§ **Page**:
--- Start ---

U.S. President Donald Trump, after a summit with Japanese Prime Minister Shinzo Abe, demanded Saturday a drastic increase in Korea’s contribution to defense sharing costs next year.

“We are defending wealthy countries. They can well afford to pay us,” Trump said Saturday in a campaign rally at the Resch Center Complex in Green Bay, Wisconsin. “There’s one country, I don’t want to say it, I don’t want to embarrass anybody […] I called the country. I called and said, listen, no good.”

Given the context and Trump’s earlier statements, it was obvious he was referring to South Korea.

“We are losing $4.5 billion. We can’t do this anymore,” Trump said. “He got very upset, angry […] He said, well, we will give you 500 million more, because the budget, you see, had already been set. I said, I want more. We argued. They paid us more than $500 million more for one phone call. I’m not bragging.”

Trump, in a cabinet meeting on Feb. 12, said something very similar.

“South Korea - we defend them and lose a tremendous amount of money,” he said. “South Korea is costing us $5 billion a year. And they pay […] about $500 million […] they agreed to pay, yesterday, $500 million more toward their defense. Five-hundred million, with a couple of phone calls.”

That statement came just a few days after the United States and South Korea signed a one-year agreement on defense costs for 2019. The agreement on Feb. 10 said that South Korea would pay 1.03 trillion won ($888.8 million) for the upkeep of the U.S. Forces Korea (USFK), 8.2 percent more than what it spent last year.

--- End ---

§ **Work to complete**:
#1 In the defense cost-sharing article, rewrite the stretch from "That statement came" through "spent last year.", replacing "upkeep" with "maintenance".
#2 Reproduce, line for line, the stretch of the records from their first line through the line containing "day-number: 31: [455, 496, 552, 508]", including both of those lines.

§ **Given data**:

--- Start ---

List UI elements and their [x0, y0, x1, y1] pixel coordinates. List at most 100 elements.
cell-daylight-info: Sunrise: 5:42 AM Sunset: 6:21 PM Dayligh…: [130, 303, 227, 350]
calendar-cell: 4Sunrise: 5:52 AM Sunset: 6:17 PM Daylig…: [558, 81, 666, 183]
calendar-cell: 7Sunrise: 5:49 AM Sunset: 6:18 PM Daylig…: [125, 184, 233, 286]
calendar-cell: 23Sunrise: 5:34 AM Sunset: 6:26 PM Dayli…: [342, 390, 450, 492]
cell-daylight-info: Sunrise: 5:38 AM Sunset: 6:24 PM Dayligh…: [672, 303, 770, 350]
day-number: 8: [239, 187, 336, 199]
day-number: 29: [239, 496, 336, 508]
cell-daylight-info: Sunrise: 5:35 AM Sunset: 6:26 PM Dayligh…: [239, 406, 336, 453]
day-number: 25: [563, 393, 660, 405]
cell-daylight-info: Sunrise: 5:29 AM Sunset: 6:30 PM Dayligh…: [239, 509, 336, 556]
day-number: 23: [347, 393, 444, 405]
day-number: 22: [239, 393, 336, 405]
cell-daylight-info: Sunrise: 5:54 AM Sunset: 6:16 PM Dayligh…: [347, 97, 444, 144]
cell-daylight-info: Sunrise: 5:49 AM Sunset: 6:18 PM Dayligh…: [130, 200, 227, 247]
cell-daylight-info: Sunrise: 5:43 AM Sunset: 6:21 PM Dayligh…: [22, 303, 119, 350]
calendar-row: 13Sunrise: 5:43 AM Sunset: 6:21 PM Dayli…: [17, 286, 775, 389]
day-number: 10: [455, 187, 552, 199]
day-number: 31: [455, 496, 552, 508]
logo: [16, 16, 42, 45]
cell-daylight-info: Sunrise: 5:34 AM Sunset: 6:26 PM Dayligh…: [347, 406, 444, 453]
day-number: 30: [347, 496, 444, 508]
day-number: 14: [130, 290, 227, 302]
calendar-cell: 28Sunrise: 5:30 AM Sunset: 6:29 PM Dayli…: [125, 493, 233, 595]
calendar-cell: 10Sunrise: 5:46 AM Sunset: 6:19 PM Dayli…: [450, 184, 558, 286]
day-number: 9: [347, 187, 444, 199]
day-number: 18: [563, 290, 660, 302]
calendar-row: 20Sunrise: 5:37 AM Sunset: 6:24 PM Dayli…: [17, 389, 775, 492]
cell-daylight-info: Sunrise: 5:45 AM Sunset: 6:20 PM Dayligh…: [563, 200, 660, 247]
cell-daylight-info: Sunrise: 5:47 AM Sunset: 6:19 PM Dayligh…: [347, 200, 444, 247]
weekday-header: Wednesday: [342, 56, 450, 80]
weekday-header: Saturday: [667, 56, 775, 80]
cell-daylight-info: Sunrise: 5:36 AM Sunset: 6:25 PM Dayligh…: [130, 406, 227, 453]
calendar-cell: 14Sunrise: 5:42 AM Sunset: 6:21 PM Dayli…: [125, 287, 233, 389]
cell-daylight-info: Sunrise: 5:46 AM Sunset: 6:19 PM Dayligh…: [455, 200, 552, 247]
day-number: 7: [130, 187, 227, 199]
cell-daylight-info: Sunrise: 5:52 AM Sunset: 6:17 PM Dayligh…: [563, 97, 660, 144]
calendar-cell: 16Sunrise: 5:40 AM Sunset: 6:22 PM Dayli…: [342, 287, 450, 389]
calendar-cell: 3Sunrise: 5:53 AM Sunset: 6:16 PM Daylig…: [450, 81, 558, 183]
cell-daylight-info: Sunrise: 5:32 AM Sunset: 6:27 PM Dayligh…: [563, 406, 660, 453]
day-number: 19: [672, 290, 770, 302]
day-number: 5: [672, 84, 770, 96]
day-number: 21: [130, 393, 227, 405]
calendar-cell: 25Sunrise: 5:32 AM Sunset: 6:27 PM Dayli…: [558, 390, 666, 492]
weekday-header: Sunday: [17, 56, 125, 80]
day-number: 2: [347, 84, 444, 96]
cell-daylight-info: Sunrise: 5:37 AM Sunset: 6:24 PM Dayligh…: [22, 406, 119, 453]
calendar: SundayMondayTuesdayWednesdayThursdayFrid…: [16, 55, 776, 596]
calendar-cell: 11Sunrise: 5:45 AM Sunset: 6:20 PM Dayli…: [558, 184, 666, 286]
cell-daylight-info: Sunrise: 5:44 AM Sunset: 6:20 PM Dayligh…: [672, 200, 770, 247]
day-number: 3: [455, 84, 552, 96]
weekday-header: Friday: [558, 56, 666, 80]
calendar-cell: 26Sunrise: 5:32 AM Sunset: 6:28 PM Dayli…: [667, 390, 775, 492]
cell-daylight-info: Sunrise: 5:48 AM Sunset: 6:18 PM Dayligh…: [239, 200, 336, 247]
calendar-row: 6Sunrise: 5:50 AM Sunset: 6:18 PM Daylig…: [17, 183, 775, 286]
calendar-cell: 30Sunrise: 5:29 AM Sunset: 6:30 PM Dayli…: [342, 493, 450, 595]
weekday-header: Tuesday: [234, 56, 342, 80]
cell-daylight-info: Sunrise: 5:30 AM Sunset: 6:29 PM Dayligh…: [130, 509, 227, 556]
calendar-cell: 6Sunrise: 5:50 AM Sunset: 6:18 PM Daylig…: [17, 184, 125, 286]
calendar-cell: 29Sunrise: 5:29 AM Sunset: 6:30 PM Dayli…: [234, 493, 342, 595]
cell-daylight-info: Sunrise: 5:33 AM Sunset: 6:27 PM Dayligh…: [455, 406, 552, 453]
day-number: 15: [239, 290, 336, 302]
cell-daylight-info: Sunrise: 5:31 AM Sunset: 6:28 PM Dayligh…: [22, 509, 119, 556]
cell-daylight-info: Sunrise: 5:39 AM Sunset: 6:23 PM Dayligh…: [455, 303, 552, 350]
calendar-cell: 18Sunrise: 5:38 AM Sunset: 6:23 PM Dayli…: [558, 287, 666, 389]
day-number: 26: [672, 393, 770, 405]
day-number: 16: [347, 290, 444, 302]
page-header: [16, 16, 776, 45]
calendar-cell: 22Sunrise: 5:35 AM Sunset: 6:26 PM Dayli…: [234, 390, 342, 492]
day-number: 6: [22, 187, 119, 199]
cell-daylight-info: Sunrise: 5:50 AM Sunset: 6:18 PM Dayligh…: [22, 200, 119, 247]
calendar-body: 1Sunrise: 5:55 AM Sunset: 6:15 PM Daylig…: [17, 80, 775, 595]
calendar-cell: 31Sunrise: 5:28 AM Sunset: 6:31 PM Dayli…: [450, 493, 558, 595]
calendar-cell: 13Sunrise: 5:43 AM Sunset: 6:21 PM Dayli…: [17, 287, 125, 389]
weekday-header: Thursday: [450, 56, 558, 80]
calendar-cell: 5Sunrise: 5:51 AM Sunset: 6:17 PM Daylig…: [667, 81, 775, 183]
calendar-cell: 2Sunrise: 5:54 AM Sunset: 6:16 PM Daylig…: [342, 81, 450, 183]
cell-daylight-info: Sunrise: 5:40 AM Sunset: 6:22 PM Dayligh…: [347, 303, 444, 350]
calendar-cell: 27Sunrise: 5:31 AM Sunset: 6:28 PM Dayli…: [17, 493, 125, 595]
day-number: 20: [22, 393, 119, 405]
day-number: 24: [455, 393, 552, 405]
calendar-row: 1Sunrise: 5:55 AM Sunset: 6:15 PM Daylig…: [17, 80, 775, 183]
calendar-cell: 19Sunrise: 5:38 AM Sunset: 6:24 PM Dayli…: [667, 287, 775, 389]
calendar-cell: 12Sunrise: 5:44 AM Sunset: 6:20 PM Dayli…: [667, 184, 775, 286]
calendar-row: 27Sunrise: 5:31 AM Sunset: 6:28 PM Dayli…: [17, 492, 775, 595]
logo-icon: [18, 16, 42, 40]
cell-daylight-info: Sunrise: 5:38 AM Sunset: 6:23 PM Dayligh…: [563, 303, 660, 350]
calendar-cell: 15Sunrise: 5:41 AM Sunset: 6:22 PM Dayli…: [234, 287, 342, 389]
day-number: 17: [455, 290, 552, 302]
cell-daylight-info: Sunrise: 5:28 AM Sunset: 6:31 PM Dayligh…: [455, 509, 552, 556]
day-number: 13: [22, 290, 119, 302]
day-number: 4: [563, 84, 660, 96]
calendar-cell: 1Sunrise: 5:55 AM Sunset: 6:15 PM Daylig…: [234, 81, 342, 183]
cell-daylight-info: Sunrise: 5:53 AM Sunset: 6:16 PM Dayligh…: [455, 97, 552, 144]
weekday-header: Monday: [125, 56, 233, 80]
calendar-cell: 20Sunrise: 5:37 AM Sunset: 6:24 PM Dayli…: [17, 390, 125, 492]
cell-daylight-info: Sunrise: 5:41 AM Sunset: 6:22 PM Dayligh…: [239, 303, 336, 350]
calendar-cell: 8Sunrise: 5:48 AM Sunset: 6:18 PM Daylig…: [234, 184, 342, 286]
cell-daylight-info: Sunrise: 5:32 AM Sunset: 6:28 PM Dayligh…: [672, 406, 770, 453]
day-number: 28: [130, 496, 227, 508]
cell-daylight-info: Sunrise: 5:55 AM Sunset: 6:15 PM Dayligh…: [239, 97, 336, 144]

--- End ---

§ **Solutions to the tasks**:
#1
That statement came just a few days after the United States and South Korea signed a one-year agreement on defense costs for 2019. The agreement on Feb. 10 said that South Korea would pay 1.03 trillion won ($888.8 million) for the maintenance of the U.S. Forces Korea (USFK), 8.2 percent more than what it spent last year.

#2
List UI elements and their [x0, y0, x1, y1] pixel coordinates. List at most 100 elements.
cell-daylight-info: Sunrise: 5:42 AM Sunset: 6:21 PM Dayligh…: [130, 303, 227, 350]
calendar-cell: 4Sunrise: 5:52 AM Sunset: 6:17 PM Daylig…: [558, 81, 666, 183]
calendar-cell: 7Sunrise: 5:49 AM Sunset: 6:18 PM Daylig…: [125, 184, 233, 286]
calendar-cell: 23Sunrise: 5:34 AM Sunset: 6:26 PM Dayli…: [342, 390, 450, 492]
cell-daylight-info: Sunrise: 5:38 AM Sunset: 6:24 PM Dayligh…: [672, 303, 770, 350]
day-number: 8: [239, 187, 336, 199]
day-number: 29: [239, 496, 336, 508]
cell-daylight-info: Sunrise: 5:35 AM Sunset: 6:26 PM Dayligh…: [239, 406, 336, 453]
day-number: 25: [563, 393, 660, 405]
cell-daylight-info: Sunrise: 5:29 AM Sunset: 6:30 PM Dayligh…: [239, 509, 336, 556]
day-number: 23: [347, 393, 444, 405]
day-number: 22: [239, 393, 336, 405]
cell-daylight-info: Sunrise: 5:54 AM Sunset: 6:16 PM Dayligh…: [347, 97, 444, 144]
cell-daylight-info: Sunrise: 5:49 AM Sunset: 6:18 PM Dayligh…: [130, 200, 227, 247]
cell-daylight-info: Sunrise: 5:43 AM Sunset: 6:21 PM Dayligh…: [22, 303, 119, 350]
calendar-row: 13Sunrise: 5:43 AM Sunset: 6:21 PM Dayli…: [17, 286, 775, 389]
day-number: 10: [455, 187, 552, 199]
day-number: 31: [455, 496, 552, 508]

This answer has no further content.